### SHORT PROBLEM
Gather every line of the data below that contains the string "Detect", and copy each such line in full.

### INFORMATION PROVIDED
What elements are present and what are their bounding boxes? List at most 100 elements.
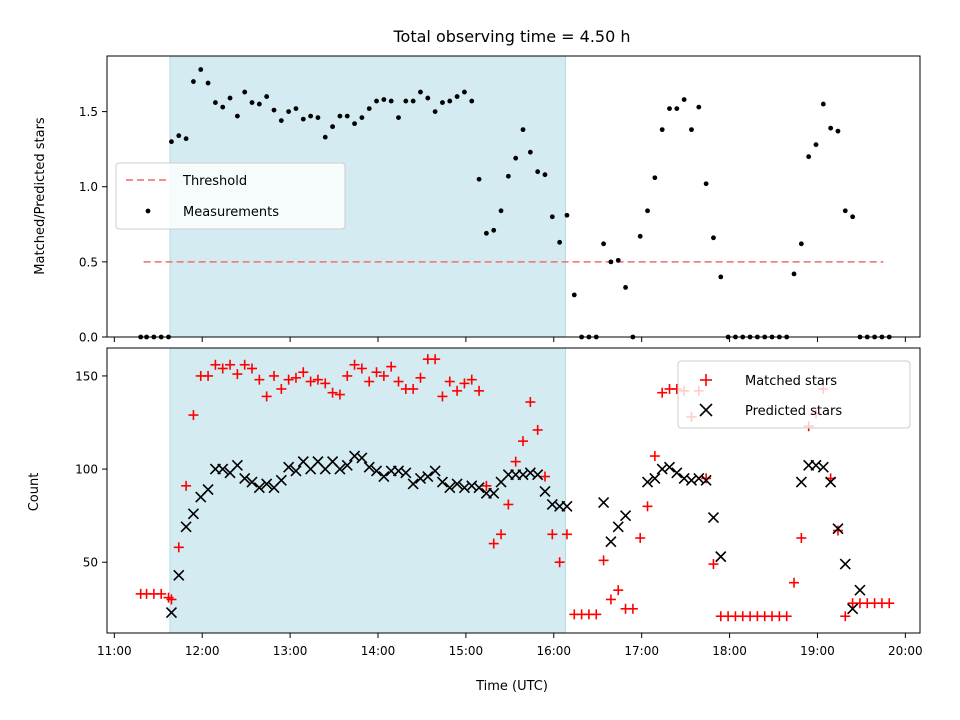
data-point	[425, 95, 431, 101]
predicted-point	[173, 569, 185, 581]
predicted-point	[649, 472, 661, 484]
marker-stroke	[283, 461, 295, 473]
marker-stroke	[715, 551, 727, 563]
matched-point	[173, 542, 184, 553]
data-point	[388, 98, 394, 104]
data-point	[681, 97, 687, 102]
data-point	[242, 89, 248, 95]
matched-point	[832, 525, 843, 536]
predicted-point	[451, 478, 463, 490]
legend-measurements-swatch	[145, 208, 151, 214]
matched-point	[532, 424, 543, 435]
predicted-point	[165, 606, 178, 619]
predicted-point	[378, 470, 390, 483]
matched-point	[430, 354, 441, 365]
data-point	[498, 208, 504, 214]
predicted-point	[363, 461, 375, 473]
data-point	[659, 127, 665, 133]
predicted-point	[370, 465, 383, 477]
marker-stroke	[458, 482, 470, 494]
data-point	[278, 118, 284, 124]
matched-point	[525, 397, 536, 408]
data-point	[711, 235, 716, 241]
matched-point	[488, 538, 499, 549]
matched-point	[408, 383, 419, 394]
predicted-point	[187, 508, 199, 520]
marker-stroke	[473, 482, 485, 494]
matched-point	[371, 367, 382, 378]
predicted-point	[539, 485, 551, 497]
marker-stroke	[854, 584, 866, 596]
matched-point	[349, 359, 360, 370]
predicted-point	[392, 465, 405, 477]
matched-point	[312, 374, 323, 385]
bottom-legend: Matched stars Predicted stars	[677, 360, 911, 429]
predicted-point	[436, 476, 449, 488]
matched-point	[474, 385, 485, 396]
legend-threshold-label: Threshold	[182, 174, 247, 189]
predicted-point	[619, 510, 632, 522]
matched-point	[510, 456, 521, 467]
matched-point	[261, 391, 272, 402]
matched-point	[254, 374, 265, 385]
data-point	[220, 104, 226, 110]
top-y-tick-label: 0.0	[79, 331, 98, 345]
data-point	[410, 98, 416, 104]
matched-point	[188, 410, 199, 421]
predicted-point	[561, 500, 573, 512]
predicted-point	[334, 463, 346, 475]
data-point	[623, 285, 628, 290]
predicted-point	[458, 482, 470, 494]
matched-point	[642, 501, 653, 512]
data-point	[264, 94, 270, 99]
matched-point	[268, 370, 279, 381]
data-point	[183, 136, 189, 142]
predicted-point	[422, 470, 434, 483]
marker-stroke	[180, 521, 192, 533]
predicted-point	[275, 474, 287, 486]
predicted-point	[817, 461, 829, 473]
data-point	[300, 116, 306, 122]
marker-stroke	[239, 472, 251, 484]
matched-point	[598, 555, 609, 566]
predicted-point	[832, 523, 844, 535]
marker-stroke	[488, 487, 500, 499]
predicted-point	[612, 521, 624, 533]
predicted-point	[598, 497, 610, 509]
marker-stroke	[641, 476, 654, 488]
matched-point	[166, 594, 177, 605]
marker-stroke	[532, 469, 544, 481]
matched-point	[210, 359, 221, 370]
marker-stroke	[370, 465, 383, 477]
predicted-point	[202, 484, 214, 496]
predicted-point	[414, 472, 427, 484]
predicted-point	[217, 463, 229, 475]
data-point	[213, 100, 218, 105]
matched-point	[320, 378, 331, 389]
marker-stroke	[165, 606, 178, 619]
predicted-point	[685, 474, 698, 486]
predicted-point	[847, 603, 859, 615]
data-point	[169, 139, 174, 145]
x-tick-label: 17:00	[624, 644, 659, 658]
predicted-point	[231, 459, 243, 471]
predicted-point	[641, 476, 654, 488]
marker-stroke	[517, 469, 529, 481]
data-point	[491, 227, 497, 233]
data-point	[440, 100, 445, 105]
matched-point	[452, 385, 463, 396]
predicted-point	[246, 476, 258, 488]
matched-point	[547, 529, 558, 540]
data-point	[542, 172, 548, 178]
marker-stroke	[429, 465, 441, 477]
marker-stroke	[707, 511, 720, 524]
data-point	[337, 113, 343, 119]
predicted-point	[517, 469, 529, 481]
data-point	[396, 115, 401, 121]
matched-point	[247, 363, 258, 374]
marker-stroke	[231, 459, 243, 471]
marker-stroke	[832, 523, 844, 535]
matched-point	[378, 370, 389, 381]
matched-point	[283, 374, 294, 385]
data-point	[293, 106, 299, 111]
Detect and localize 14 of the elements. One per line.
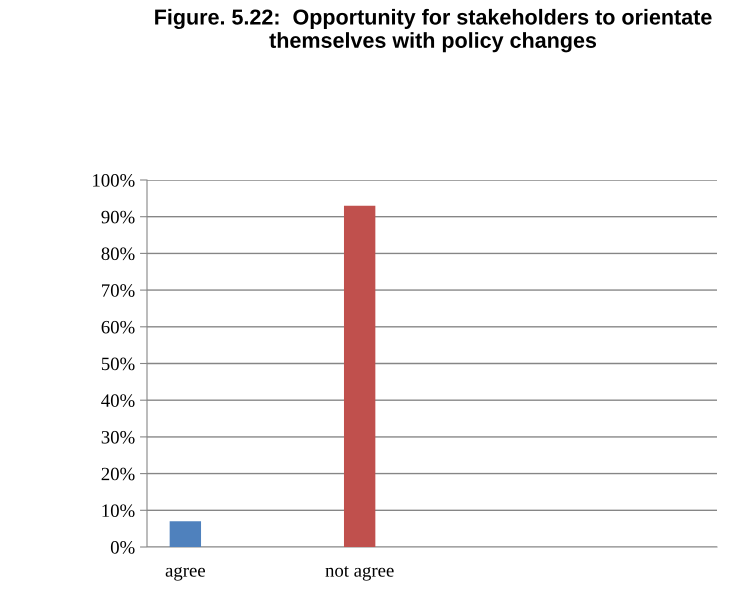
x-tick-label: not agree bbox=[325, 566, 394, 581]
chart-title: Figure. 5.22: Opportunity for stakeholders to orientate themselves with policy changes bbox=[155, 8, 712, 52]
x-tick-label: agree bbox=[166, 567, 205, 581]
y-tick-label: 50% bbox=[102, 358, 135, 370]
y-tick-label: 0% bbox=[110, 541, 135, 554]
y-tick-label: 100% bbox=[93, 174, 135, 187]
y-tick-label: 90% bbox=[101, 210, 135, 224]
y-tick-label: 70% bbox=[102, 284, 135, 297]
y-tick-label: 60% bbox=[102, 320, 135, 334]
y-tick-label: 30% bbox=[102, 430, 135, 444]
y-tick-label: 10% bbox=[102, 504, 135, 518]
y-tick-label: 40% bbox=[101, 394, 135, 407]
y-tick-label: 20% bbox=[102, 468, 135, 480]
y-tick-label: 80% bbox=[102, 247, 135, 260]
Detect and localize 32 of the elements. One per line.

### RESPONSE TO THE EXERCISE
Detect and localize 14 of the elements. One per line.
Detect and localize 32 of the elements. One per line.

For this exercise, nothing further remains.